### ENTRIES ###

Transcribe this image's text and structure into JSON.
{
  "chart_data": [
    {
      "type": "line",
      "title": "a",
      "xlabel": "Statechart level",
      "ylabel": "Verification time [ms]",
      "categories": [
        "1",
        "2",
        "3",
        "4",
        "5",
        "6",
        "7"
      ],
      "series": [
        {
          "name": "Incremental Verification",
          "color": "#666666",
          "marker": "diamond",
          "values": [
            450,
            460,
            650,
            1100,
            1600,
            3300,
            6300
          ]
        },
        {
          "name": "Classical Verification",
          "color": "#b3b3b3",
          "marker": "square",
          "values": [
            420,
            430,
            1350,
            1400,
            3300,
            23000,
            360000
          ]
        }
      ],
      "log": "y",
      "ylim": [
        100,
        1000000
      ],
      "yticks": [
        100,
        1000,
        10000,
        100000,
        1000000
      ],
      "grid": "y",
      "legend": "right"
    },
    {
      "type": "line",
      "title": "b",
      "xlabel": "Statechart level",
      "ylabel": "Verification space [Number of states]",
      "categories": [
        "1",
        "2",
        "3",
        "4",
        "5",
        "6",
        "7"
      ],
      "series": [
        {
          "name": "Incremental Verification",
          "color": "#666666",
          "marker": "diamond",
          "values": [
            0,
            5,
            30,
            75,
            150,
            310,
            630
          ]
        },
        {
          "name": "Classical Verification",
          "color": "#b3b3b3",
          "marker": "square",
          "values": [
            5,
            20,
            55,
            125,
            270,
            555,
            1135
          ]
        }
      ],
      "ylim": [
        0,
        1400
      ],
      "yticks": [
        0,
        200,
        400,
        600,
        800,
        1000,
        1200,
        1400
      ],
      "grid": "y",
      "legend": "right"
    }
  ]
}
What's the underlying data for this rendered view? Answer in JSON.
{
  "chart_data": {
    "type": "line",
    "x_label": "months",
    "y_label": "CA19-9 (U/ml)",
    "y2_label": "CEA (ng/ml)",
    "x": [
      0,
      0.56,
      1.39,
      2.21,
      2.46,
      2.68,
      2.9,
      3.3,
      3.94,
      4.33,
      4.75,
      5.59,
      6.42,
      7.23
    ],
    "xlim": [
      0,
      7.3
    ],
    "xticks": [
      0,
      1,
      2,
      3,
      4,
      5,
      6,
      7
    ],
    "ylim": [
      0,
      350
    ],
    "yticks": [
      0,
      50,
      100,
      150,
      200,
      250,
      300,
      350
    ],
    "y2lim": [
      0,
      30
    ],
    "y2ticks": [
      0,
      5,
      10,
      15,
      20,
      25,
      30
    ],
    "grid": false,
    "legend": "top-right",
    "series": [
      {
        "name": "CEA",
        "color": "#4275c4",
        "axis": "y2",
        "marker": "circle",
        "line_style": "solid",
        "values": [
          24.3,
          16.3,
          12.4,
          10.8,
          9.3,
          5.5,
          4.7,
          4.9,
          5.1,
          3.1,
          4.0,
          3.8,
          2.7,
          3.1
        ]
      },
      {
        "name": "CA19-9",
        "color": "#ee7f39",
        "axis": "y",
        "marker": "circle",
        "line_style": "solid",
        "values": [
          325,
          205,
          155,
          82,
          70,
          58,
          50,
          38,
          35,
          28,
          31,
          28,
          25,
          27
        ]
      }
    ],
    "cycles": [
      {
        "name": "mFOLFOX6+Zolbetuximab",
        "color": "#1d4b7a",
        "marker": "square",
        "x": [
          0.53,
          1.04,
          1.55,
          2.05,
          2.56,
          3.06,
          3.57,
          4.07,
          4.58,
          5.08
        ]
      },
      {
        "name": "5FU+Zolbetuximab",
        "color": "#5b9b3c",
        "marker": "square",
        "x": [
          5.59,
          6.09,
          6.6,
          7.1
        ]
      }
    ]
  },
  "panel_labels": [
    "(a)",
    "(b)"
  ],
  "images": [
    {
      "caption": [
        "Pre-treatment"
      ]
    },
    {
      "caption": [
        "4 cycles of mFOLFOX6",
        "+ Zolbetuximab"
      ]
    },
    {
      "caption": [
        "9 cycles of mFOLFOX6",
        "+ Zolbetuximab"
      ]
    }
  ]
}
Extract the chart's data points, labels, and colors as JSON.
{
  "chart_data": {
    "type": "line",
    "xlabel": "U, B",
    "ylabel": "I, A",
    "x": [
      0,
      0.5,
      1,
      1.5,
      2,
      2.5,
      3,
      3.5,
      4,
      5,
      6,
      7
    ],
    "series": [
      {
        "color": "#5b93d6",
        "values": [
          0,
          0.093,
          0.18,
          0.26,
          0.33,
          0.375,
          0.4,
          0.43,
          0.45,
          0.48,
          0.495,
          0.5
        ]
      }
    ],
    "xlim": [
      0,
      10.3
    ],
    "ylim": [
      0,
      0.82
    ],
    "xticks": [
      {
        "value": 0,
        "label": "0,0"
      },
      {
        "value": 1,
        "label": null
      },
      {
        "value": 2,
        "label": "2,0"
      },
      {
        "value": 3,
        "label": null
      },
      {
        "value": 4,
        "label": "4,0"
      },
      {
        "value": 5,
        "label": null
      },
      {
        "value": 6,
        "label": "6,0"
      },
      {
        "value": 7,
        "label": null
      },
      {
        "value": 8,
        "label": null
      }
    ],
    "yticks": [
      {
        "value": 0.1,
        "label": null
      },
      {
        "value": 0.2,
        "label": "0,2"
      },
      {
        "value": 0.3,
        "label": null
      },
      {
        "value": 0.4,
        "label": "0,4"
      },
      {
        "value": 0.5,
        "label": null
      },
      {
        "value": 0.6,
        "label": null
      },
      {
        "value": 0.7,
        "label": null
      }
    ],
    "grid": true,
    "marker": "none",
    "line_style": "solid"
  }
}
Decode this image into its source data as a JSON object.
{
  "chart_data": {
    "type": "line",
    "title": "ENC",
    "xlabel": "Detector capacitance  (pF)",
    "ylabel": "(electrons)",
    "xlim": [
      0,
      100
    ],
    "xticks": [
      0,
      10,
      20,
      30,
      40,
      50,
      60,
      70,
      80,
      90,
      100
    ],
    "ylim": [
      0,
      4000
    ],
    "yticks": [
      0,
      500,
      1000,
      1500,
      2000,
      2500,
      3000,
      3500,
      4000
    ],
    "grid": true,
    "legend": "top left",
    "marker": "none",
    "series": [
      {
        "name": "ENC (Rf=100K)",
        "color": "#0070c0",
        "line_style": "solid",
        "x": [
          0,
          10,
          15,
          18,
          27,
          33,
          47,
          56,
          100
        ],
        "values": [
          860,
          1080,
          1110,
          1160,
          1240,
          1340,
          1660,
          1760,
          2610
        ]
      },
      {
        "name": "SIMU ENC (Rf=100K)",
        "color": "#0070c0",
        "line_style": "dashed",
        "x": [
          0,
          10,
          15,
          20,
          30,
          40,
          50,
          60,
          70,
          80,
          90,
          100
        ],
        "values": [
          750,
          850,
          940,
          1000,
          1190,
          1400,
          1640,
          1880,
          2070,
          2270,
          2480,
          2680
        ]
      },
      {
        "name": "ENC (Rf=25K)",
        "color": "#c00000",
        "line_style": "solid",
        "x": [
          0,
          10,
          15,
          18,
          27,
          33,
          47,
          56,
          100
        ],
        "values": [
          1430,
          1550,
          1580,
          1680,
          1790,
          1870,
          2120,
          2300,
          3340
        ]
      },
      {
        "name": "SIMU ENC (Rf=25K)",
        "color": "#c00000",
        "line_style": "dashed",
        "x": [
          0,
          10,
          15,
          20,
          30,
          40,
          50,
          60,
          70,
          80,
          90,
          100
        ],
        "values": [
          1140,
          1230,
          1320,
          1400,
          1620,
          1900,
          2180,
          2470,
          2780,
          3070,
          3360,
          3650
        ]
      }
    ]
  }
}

###

**GIVEN EXERCISE:**
Transcribe all of the material exactly. Omit nothing.

**THE RESULT:**
Transcribe this image's text and structure into JSON.
{
  "chart_data": [
    {
      "type": "line",
      "title": "a",
      "xlabel": "Statechart level",
      "ylabel": "Verification time [ms]",
      "categories": [
        "1",
        "2",
        "3",
        "4",
        "5",
        "6",
        "7"
      ],
      "series": [
        {
          "name": "Incremental Verification",
          "color": "#666666",
          "marker": "diamond",
          "values": [
            450,
            460,
            650,
            1100,
            1600,
            3300,
            6300
          ]
        },
        {
          "name": "Classical Verification",
          "color": "#b3b3b3",
          "marker": "square",
          "values": [
            420,
            430,
            1350,
            1400,
            3300,
            23000,
            360000
          ]
        }
      ],
      "log": "y",
      "ylim": [
        100,
        1000000
      ],
      "yticks": [
        100,
        1000,
        10000,
        100000,
        1000000
      ],
      "grid": "y",
      "legend": "right"
    },
    {
      "type": "line",
      "title": "b",
      "xlabel": "Statechart level",
      "ylabel": "Verification space [Number of states]",
      "categories": [
        "1",
        "2",
        "3",
        "4",
        "5",
        "6",
        "7"
      ],
      "series": [
        {
          "name": "Incremental Verification",
          "color": "#666666",
          "marker": "diamond",
          "values": [
            0,
            5,
            30,
            75,
            150,
            310,
            630
          ]
        },
        {
          "name": "Classical Verification",
          "color": "#b3b3b3",
          "marker": "square",
          "values": [
            5,
            20,
            55,
            125,
            270,
            555,
            1135
          ]
        }
      ],
      "ylim": [
        0,
        1400
      ],
      "yticks": [
        0,
        200,
        400,
        600,
        800,
        1000,
        1200,
        1400
      ],
      "grid": "y",
      "legend": "right"
    }
  ]
}
What's the underlying data for this rendered view? Answer in JSON.
{
  "chart_data": {
    "type": "line",
    "x_label": "months",
    "y_label": "CA19-9 (U/ml)",
    "y2_label": "CEA (ng/ml)",
    "x": [
      0,
      0.56,
      1.39,
      2.21,
      2.46,
      2.68,
      2.9,
      3.3,
      3.94,
      4.33,
      4.75,
      5.59,
      6.42,
      7.23
    ],
    "xlim": [
      0,
      7.3
    ],
    "xticks": [
      0,
      1,
      2,
      3,
      4,
      5,
      6,
      7
    ],
    "ylim": [
      0,
      350
    ],
    "yticks": [
      0,
      50,
      100,
      150,
      200,
      250,
      300,
      350
    ],
    "y2lim": [
      0,
      30
    ],
    "y2ticks": [
      0,
      5,
      10,
      15,
      20,
      25,
      30
    ],
    "grid": false,
    "legend": "top-right",
    "series": [
      {
        "name": "CEA",
        "color": "#4275c4",
        "axis": "y2",
        "marker": "circle",
        "line_style": "solid",
        "values": [
          24.3,
          16.3,
          12.4,
          10.8,
          9.3,
          5.5,
          4.7,
          4.9,
          5.1,
          3.1,
          4.0,
          3.8,
          2.7,
          3.1
        ]
      },
      {
        "name": "CA19-9",
        "color": "#ee7f39",
        "axis": "y",
        "marker": "circle",
        "line_style": "solid",
        "values": [
          325,
          205,
          155,
          82,
          70,
          58,
          50,
          38,
          35,
          28,
          31,
          28,
          25,
          27
        ]
      }
    ],
    "cycles": [
      {
        "name": "mFOLFOX6+Zolbetuximab",
        "color": "#1d4b7a",
        "marker": "square",
        "x": [
          0.53,
          1.04,
          1.55,
          2.05,
          2.56,
          3.06,
          3.57,
          4.07,
          4.58,
          5.08
        ]
      },
      {
        "name": "5FU+Zolbetuximab",
        "color": "#5b9b3c",
        "marker": "square",
        "x": [
          5.59,
          6.09,
          6.6,
          7.1
        ]
      }
    ]
  },
  "panel_labels": [
    "(a)",
    "(b)"
  ],
  "images": [
    {
      "caption": [
        "Pre-treatment"
      ]
    },
    {
      "caption": [
        "4 cycles of mFOLFOX6",
        "+ Zolbetuximab"
      ]
    },
    {
      "caption": [
        "9 cycles of mFOLFOX6",
        "+ Zolbetuximab"
      ]
    }
  ]
}
Extract the chart's data points, labels, and colors as JSON.
{
  "chart_data": {
    "type": "line",
    "xlabel": "U, B",
    "ylabel": "I, A",
    "x": [
      0,
      0.5,
      1,
      1.5,
      2,
      2.5,
      3,
      3.5,
      4,
      5,
      6,
      7
    ],
    "series": [
      {
        "color": "#5b93d6",
        "values": [
          0,
          0.093,
          0.18,
          0.26,
          0.33,
          0.375,
          0.4,
          0.43,
          0.45,
          0.48,
          0.495,
          0.5
        ]
      }
    ],
    "xlim": [
      0,
      10.3
    ],
    "ylim": [
      0,
      0.82
    ],
    "xticks": [
      {
        "value": 0,
        "label": "0,0"
      },
      {
        "value": 1,
        "label": null
      },
      {
        "value": 2,
        "label": "2,0"
      },
      {
        "value": 3,
        "label": null
      },
      {
        "value": 4,
        "label": "4,0"
      },
      {
        "value": 5,
        "label": null
      },
      {
        "value": 6,
        "label": "6,0"
      },
      {
        "value": 7,
        "label": null
      },
      {
        "value": 8,
        "label": null
      }
    ],
    "yticks": [
      {
        "value": 0.1,
        "label": null
      },
      {
        "value": 0.2,
        "label": "0,2"
      },
      {
        "value": 0.3,
        "label": null
      },
      {
        "value": 0.4,
        "label": "0,4"
      },
      {
        "value": 0.5,
        "label": null
      },
      {
        "value": 0.6,
        "label": null
      },
      {
        "value": 0.7,
        "label": null
      }
    ],
    "grid": true,
    "marker": "none",
    "line_style": "solid"
  }
}
Decode this image into its source data as a JSON object.
{
  "chart_data": {
    "type": "line",
    "title": "ENC",
    "xlabel": "Detector capacitance  (pF)",
    "ylabel": "(electrons)",
    "xlim": [
      0,
      100
    ],
    "xticks": [
      0,
      10,
      20,
      30,
      40,
      50,
      60,
      70,
      80,
      90,
      100
    ],
    "ylim": [
      0,
      4000
    ],
    "yticks": [
      0,
      500,
      1000,
      1500,
      2000,
      2500,
      3000,
      3500,
      4000
    ],
    "grid": true,
    "legend": "top left",
    "marker": "none",
    "series": [
      {
        "name": "ENC (Rf=100K)",
        "color": "#0070c0",
        "line_style": "solid",
        "x": [
          0,
          10,
          15,
          18,
          27,
          33,
          47,
          56,
          100
        ],
        "values": [
          860,
          1080,
          1110,
          1160,
          1240,
          1340,
          1660,
          1760,
          2610
        ]
      },
      {
        "name": "SIMU ENC (Rf=100K)",
        "color": "#0070c0",
        "line_style": "dashed",
        "x": [
          0,
          10,
          15,
          20,
          30,
          40,
          50,
          60,
          70,
          80,
          90,
          100
        ],
        "values": [
          750,
          850,
          940,
          1000,
          1190,
          1400,
          1640,
          1880,
          2070,
          2270,
          2480,
          2680
        ]
      },
      {
        "name": "ENC (Rf=25K)",
        "color": "#c00000",
        "line_style": "solid",
        "x": [
          0,
          10,
          15,
          18,
          27,
          33,
          47,
          56,
          100
        ],
        "values": [
          1430,
          1550,
          1580,
          1680,
          1790,
          1870,
          2120,
          2300,
          3340
        ]
      },
      {
        "name": "SIMU ENC (Rf=25K)",
        "color": "#c00000",
        "line_style": "dashed",
        "x": [
          0,
          10,
          15,
          20,
          30,
          40,
          50,
          60,
          70,
          80,
          90,
          100
        ],
        "values": [
          1140,
          1230,
          1320,
          1400,
          1620,
          1900,
          2180,
          2470,
          2780,
          3070,
          3360,
          3650
        ]
      }
    ]
  }
}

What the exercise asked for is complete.